• WRITTEN REQUEST
Tally the lines that include "ΔrHm". Output the number only.

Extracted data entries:
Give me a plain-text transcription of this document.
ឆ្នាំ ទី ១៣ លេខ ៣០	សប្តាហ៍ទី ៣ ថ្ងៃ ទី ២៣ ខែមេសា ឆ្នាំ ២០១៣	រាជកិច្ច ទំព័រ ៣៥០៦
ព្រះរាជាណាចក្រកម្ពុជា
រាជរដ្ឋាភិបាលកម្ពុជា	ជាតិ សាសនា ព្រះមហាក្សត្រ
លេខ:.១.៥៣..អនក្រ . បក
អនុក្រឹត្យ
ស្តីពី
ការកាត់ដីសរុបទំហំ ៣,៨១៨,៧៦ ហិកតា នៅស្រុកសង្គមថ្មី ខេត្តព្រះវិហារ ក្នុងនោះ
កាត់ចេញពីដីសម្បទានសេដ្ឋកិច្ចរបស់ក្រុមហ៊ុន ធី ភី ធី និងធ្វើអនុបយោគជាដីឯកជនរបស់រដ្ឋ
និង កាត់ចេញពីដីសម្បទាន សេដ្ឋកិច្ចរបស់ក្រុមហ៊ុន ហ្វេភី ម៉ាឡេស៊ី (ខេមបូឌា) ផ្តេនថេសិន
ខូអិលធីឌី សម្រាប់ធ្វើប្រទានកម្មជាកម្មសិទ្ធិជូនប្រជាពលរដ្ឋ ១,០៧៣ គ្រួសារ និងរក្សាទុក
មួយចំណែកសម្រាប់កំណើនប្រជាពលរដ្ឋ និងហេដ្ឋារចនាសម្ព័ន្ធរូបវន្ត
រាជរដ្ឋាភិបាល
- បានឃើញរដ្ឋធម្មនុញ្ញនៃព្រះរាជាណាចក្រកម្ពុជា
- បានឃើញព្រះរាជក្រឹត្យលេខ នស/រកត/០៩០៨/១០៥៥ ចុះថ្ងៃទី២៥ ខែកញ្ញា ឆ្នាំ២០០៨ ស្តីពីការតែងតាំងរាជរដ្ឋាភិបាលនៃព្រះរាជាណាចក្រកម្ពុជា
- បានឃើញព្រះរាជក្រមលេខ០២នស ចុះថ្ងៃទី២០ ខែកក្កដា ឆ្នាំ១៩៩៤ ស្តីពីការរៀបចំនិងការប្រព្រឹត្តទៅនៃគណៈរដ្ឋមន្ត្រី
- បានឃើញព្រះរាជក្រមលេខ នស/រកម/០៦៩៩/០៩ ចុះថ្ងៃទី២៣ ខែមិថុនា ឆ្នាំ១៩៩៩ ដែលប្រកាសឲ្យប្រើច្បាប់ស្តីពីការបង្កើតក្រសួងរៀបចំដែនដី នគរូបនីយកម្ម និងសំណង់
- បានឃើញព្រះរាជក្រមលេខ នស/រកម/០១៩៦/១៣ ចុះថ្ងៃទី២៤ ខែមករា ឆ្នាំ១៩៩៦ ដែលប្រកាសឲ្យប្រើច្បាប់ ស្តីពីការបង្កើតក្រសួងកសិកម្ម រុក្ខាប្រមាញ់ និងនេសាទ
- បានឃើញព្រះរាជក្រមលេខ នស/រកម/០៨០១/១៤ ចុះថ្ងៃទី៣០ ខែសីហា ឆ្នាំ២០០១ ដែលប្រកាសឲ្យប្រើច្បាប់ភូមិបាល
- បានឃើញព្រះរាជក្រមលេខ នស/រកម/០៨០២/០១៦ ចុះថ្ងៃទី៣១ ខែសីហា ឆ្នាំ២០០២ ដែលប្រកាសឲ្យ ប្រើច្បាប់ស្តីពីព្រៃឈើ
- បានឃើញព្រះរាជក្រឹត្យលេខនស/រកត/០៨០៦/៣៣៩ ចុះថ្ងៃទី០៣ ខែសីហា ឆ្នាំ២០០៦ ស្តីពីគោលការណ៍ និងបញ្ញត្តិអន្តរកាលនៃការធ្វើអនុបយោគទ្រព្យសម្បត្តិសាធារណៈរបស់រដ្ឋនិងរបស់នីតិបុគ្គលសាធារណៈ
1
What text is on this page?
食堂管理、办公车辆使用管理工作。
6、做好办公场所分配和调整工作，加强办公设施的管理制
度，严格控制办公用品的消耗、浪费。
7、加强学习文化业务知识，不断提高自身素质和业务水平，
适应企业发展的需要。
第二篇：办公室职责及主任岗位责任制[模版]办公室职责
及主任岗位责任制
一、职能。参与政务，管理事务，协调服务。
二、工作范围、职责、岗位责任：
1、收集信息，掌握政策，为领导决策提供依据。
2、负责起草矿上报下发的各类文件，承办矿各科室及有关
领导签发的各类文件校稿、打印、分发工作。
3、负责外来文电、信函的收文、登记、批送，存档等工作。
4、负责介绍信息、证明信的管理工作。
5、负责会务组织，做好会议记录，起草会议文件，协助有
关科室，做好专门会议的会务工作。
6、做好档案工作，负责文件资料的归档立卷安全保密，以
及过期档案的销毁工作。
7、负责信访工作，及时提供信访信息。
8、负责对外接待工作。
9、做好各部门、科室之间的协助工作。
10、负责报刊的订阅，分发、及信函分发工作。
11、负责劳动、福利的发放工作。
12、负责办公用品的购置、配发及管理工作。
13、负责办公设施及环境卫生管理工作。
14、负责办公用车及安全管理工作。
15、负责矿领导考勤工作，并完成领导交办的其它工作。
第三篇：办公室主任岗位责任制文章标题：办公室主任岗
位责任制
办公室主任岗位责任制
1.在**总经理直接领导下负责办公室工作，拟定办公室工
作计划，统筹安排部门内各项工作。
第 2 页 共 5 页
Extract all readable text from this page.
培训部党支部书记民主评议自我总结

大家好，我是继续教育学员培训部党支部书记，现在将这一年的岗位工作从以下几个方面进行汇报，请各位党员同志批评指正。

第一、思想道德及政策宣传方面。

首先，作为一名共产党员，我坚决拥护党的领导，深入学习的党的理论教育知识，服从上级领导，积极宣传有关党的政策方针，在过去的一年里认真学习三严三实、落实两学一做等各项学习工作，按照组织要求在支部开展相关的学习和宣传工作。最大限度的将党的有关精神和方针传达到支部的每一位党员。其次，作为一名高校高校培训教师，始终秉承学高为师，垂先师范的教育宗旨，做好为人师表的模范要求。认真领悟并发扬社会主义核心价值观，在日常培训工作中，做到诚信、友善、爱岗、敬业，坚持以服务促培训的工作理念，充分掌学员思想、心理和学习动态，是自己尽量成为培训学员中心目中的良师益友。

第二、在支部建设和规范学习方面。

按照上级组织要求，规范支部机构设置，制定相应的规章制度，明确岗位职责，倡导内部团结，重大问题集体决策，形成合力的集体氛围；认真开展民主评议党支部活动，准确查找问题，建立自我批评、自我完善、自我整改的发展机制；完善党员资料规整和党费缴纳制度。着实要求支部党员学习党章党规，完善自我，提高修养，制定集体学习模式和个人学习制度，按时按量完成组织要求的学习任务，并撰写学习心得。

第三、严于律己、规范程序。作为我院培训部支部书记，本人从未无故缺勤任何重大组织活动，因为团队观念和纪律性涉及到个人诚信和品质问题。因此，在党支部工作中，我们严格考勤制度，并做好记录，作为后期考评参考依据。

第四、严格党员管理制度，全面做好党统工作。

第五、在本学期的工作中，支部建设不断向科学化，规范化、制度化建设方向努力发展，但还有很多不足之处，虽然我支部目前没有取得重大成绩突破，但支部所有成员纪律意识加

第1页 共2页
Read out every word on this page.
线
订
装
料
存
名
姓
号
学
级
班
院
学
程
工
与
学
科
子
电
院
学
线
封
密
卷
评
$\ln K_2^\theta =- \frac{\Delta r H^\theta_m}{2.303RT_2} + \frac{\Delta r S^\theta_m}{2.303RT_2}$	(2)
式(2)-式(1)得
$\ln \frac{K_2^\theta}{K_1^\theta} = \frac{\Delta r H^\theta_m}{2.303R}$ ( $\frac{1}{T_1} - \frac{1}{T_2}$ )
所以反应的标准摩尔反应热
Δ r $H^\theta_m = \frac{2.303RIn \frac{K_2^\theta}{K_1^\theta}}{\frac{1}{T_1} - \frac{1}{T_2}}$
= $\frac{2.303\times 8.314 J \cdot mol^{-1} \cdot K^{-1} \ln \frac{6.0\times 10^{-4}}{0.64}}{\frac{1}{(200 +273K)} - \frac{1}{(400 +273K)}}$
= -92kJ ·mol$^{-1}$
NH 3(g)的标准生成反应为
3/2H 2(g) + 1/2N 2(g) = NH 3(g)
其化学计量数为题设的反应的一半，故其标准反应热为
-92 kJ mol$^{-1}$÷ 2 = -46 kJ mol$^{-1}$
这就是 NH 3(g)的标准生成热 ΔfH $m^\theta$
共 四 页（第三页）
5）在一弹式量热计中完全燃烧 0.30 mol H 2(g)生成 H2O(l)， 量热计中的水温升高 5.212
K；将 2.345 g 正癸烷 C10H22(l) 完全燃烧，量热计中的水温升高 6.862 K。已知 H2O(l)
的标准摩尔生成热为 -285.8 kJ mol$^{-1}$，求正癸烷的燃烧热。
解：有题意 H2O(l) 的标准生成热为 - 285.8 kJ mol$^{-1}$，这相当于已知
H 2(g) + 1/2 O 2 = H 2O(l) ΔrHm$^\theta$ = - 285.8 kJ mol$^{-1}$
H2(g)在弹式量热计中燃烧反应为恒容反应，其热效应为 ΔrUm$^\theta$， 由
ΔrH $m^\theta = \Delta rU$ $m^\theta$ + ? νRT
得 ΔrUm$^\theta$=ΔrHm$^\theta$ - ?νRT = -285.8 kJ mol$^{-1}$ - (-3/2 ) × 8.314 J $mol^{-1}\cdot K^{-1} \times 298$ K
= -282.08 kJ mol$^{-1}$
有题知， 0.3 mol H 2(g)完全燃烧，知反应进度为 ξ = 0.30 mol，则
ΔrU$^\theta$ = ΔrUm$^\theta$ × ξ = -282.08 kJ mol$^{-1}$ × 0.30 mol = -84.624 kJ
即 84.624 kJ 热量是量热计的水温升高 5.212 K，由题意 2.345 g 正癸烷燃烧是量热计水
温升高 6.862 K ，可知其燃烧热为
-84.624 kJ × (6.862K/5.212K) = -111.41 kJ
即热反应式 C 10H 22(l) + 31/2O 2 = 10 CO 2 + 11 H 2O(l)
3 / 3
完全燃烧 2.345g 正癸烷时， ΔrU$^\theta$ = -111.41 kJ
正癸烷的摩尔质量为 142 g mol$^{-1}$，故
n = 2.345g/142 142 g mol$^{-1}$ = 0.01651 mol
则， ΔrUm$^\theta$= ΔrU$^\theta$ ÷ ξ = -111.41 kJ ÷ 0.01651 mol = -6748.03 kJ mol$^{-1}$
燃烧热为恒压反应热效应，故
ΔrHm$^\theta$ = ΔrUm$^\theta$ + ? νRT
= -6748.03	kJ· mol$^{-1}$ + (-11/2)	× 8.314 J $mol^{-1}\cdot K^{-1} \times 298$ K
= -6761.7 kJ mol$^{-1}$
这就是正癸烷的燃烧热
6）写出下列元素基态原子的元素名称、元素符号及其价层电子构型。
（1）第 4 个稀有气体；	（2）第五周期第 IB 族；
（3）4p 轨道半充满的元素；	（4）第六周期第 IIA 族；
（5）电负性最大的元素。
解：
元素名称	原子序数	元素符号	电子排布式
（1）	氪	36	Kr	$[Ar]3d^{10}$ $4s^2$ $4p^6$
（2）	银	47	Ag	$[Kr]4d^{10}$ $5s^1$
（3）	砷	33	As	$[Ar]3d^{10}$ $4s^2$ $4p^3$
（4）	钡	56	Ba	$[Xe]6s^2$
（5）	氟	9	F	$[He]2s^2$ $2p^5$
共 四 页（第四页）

• SOLUTION TO THIS EXERCISE
3